Saved entries
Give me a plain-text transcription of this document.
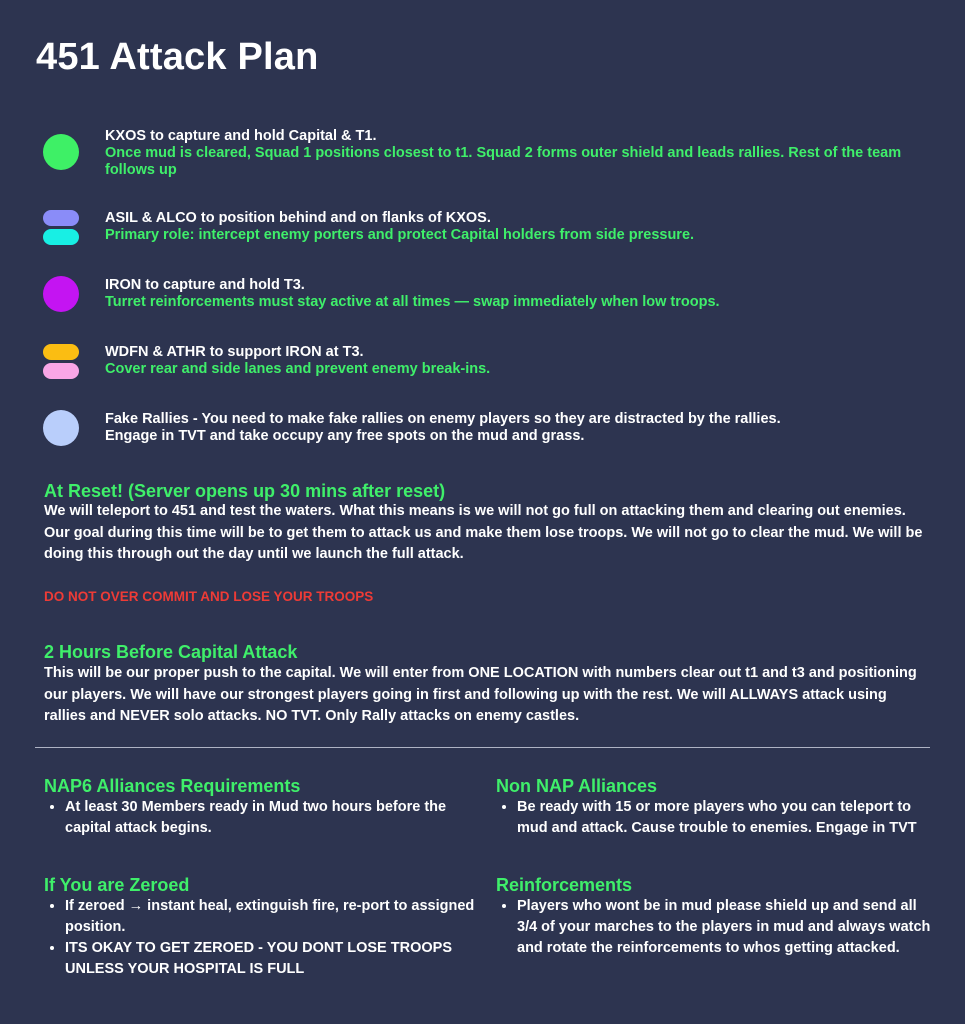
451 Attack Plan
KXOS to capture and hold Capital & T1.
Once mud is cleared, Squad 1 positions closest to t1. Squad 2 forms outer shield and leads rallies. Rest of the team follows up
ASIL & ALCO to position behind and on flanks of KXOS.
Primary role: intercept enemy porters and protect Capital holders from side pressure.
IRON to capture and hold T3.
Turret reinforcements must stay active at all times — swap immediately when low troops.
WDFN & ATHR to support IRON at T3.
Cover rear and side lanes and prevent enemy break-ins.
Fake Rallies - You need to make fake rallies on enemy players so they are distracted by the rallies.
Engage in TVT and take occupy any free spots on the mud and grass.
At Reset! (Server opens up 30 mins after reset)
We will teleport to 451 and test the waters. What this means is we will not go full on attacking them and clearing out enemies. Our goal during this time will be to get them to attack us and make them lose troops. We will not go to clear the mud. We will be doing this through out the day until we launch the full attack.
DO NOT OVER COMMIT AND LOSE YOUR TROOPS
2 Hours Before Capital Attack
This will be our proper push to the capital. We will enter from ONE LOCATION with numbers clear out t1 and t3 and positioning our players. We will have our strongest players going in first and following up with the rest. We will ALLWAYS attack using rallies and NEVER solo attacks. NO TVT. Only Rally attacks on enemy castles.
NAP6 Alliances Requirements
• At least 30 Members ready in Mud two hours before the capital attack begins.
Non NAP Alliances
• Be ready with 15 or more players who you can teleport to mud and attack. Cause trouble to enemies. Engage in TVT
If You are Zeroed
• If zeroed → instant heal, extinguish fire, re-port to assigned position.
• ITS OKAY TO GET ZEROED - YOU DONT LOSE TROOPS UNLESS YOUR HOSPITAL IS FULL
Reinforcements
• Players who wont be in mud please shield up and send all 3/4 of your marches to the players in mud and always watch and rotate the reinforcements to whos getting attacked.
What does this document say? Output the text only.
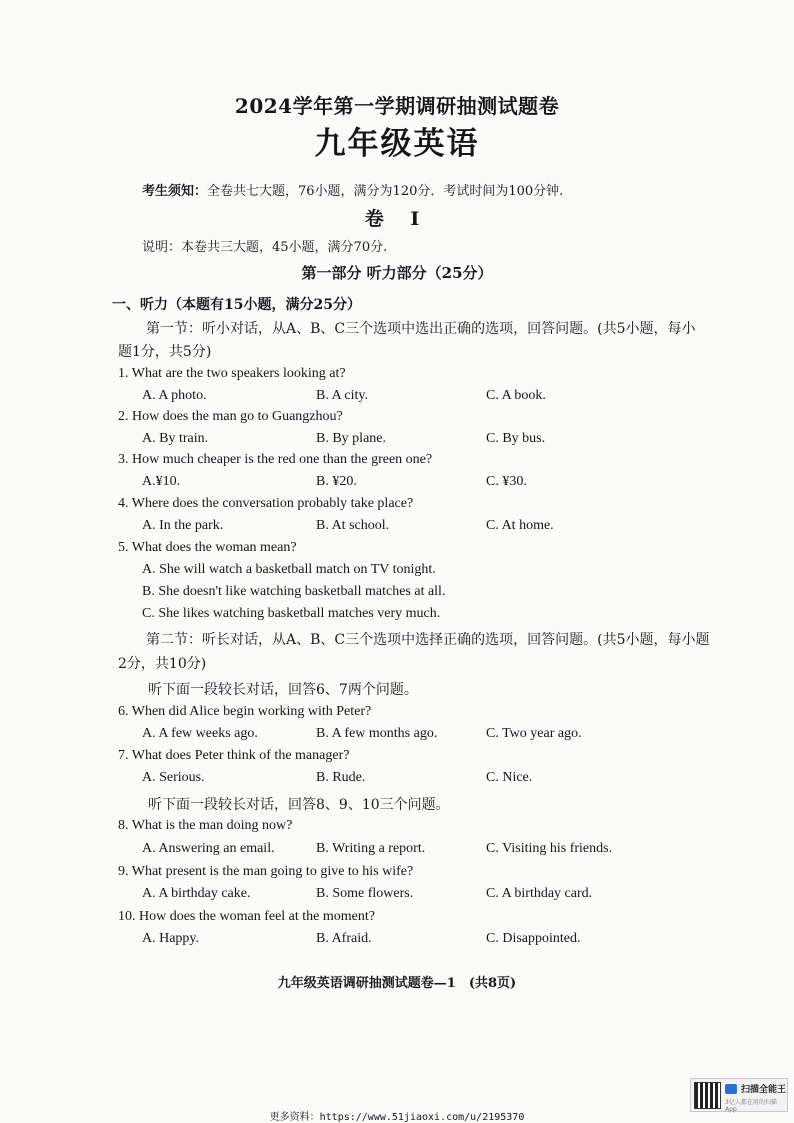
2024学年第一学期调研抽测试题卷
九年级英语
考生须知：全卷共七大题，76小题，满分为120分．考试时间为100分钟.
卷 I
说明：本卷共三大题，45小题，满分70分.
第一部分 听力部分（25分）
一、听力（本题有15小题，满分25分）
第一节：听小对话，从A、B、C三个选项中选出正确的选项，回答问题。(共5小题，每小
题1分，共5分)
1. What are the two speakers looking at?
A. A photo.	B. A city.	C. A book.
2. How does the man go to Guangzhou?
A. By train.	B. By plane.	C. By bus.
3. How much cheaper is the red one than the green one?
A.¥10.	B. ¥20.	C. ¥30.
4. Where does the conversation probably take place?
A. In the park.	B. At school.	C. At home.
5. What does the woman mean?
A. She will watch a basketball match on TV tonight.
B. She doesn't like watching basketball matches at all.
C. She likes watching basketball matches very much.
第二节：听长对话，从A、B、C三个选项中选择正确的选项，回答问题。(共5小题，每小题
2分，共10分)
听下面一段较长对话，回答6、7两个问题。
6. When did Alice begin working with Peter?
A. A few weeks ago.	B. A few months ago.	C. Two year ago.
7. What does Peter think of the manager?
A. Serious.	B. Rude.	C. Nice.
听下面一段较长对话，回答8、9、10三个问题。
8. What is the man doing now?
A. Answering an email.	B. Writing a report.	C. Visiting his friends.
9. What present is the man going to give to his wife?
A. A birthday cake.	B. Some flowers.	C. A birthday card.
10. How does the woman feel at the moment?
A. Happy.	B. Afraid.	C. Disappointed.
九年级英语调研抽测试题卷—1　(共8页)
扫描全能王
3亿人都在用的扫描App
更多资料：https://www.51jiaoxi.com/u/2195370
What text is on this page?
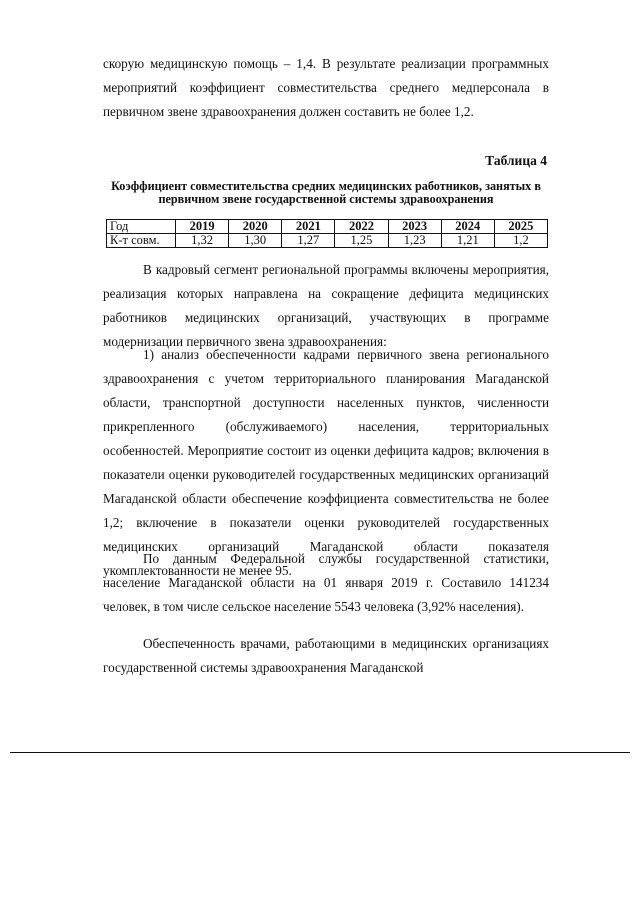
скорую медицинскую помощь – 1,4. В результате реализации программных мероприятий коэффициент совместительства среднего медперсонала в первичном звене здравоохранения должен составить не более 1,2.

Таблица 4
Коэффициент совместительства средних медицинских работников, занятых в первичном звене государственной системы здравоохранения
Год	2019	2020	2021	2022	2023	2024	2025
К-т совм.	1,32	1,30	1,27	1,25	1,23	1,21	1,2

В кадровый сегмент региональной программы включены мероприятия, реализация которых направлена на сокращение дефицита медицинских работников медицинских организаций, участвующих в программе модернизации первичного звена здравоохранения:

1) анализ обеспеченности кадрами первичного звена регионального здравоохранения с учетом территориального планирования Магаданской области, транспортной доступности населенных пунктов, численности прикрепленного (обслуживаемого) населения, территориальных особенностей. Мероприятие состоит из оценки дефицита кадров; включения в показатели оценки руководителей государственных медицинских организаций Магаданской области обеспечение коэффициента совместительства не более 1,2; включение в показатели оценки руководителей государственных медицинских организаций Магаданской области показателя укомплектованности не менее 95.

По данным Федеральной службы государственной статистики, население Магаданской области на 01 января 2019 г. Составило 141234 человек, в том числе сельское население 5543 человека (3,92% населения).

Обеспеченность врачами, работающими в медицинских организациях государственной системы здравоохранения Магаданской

* _Exercise instructions_
Copy every record above exactly, leaving out the pictures.

* _Task solution_
Give me a plain-text transcription of this document.
451 Attack Plan
KXOS to capture and hold Capital & T1.
Once mud is cleared, Squad 1 positions closest to t1. Squad 2 forms outer shield and leads rallies. Rest of the team follows up
ASIL & ALCO to position behind and on flanks of KXOS.
Primary role: intercept enemy porters and protect Capital holders from side pressure.
IRON to capture and hold T3.
Turret reinforcements must stay active at all times — swap immediately when low troops.
WDFN & ATHR to support IRON at T3.
Cover rear and side lanes and prevent enemy break-ins.
Fake Rallies - You need to make fake rallies on enemy players so they are distracted by the rallies.
Engage in TVT and take occupy any free spots on the mud and grass.
At Reset! (Server opens up 30 mins after reset)
We will teleport to 451 and test the waters. What this means is we will not go full on attacking them and clearing out enemies. Our goal during this time will be to get them to attack us and make them lose troops. We will not go to clear the mud. We will be doing this through out the day until we launch the full attack.
DO NOT OVER COMMIT AND LOSE YOUR TROOPS
2 Hours Before Capital Attack
This will be our proper push to the capital. We will enter from ONE LOCATION with numbers clear out t1 and t3 and positioning our players. We will have our strongest players going in first and following up with the rest. We will ALLWAYS attack using rallies and NEVER solo attacks. NO TVT. Only Rally attacks on enemy castles.
NAP6 Alliances Requirements
• At least 30 Members ready in Mud two hours before the capital attack begins.
Non NAP Alliances
• Be ready with 15 or more players who you can teleport to mud and attack. Cause trouble to enemies. Engage in TVT
If You are Zeroed
• If zeroed → instant heal, extinguish fire, re-port to assigned position.
• ITS OKAY TO GET ZEROED - YOU DONT LOSE TROOPS UNLESS YOUR HOSPITAL IS FULL
Reinforcements
• Players who wont be in mud please shield up and send all 3/4 of your marches to the players in mud and always watch and rotate the reinforcements to whos getting attacked.
What does this document say? Output the text only.
2024学年第一学期调研抽测试题卷
九年级英语
考生须知：全卷共七大题，76小题，满分为120分．考试时间为100分钟.
卷 I
说明：本卷共三大题，45小题，满分70分.
第一部分 听力部分（25分）
一、听力（本题有15小题，满分25分）
第一节：听小对话，从A、B、C三个选项中选出正确的选项，回答问题。(共5小题，每小
题1分，共5分)
1. What are the two speakers looking at?
A. A photo.	B. A city.	C. A book.
2. How does the man go to Guangzhou?
A. By train.	B. By plane.	C. By bus.
3. How much cheaper is the red one than the green one?
A.¥10.	B. ¥20.	C. ¥30.
4. Where does the conversation probably take place?
A. In the park.	B. At school.	C. At home.
5. What does the woman mean?
A. She will watch a basketball match on TV tonight.
B. She doesn't like watching basketball matches at all.
C. She likes watching basketball matches very much.
第二节：听长对话，从A、B、C三个选项中选择正确的选项，回答问题。(共5小题，每小题
2分，共10分)
听下面一段较长对话，回答6、7两个问题。
6. When did Alice begin working with Peter?
A. A few weeks ago.	B. A few months ago.	C. Two year ago.
7. What does Peter think of the manager?
A. Serious.	B. Rude.	C. Nice.
听下面一段较长对话，回答8、9、10三个问题。
8. What is the man doing now?
A. Answering an email.	B. Writing a report.	C. Visiting his friends.
9. What present is the man going to give to his wife?
A. A birthday cake.	B. Some flowers.	C. A birthday card.
10. How does the woman feel at the moment?
A. Happy.	B. Afraid.	C. Disappointed.
九年级英语调研抽测试题卷—1　(共8页)
扫描全能王
3亿人都在用的扫描App
更多资料：https://www.51jiaoxi.com/u/2195370
What text is on this page?
скорую медицинскую помощь – 1,4. В результате реализации программных мероприятий коэффициент совместительства среднего медперсонала в первичном звене здравоохранения должен составить не более 1,2.

Таблица 4
Коэффициент совместительства средних медицинских работников, занятых в первичном звене государственной системы здравоохранения
Год	2019	2020	2021	2022	2023	2024	2025
К-т совм.	1,32	1,30	1,27	1,25	1,23	1,21	1,2

В кадровый сегмент региональной программы включены мероприятия, реализация которых направлена на сокращение дефицита медицинских работников медицинских организаций, участвующих в программе модернизации первичного звена здравоохранения:

1) анализ обеспеченности кадрами первичного звена регионального здравоохранения с учетом территориального планирования Магаданской области, транспортной доступности населенных пунктов, численности прикрепленного (обслуживаемого) населения, территориальных особенностей. Мероприятие состоит из оценки дефицита кадров; включения в показатели оценки руководителей государственных медицинских организаций Магаданской области обеспечение коэффициента совместительства не более 1,2; включение в показатели оценки руководителей государственных медицинских организаций Магаданской области показателя укомплектованности не менее 95.

По данным Федеральной службы государственной статистики, население Магаданской области на 01 января 2019 г. Составило 141234 человек, в том числе сельское население 5543 человека (3,92% населения).

Обеспеченность врачами, работающими в медицинских организациях государственной системы здравоохранения Магаданской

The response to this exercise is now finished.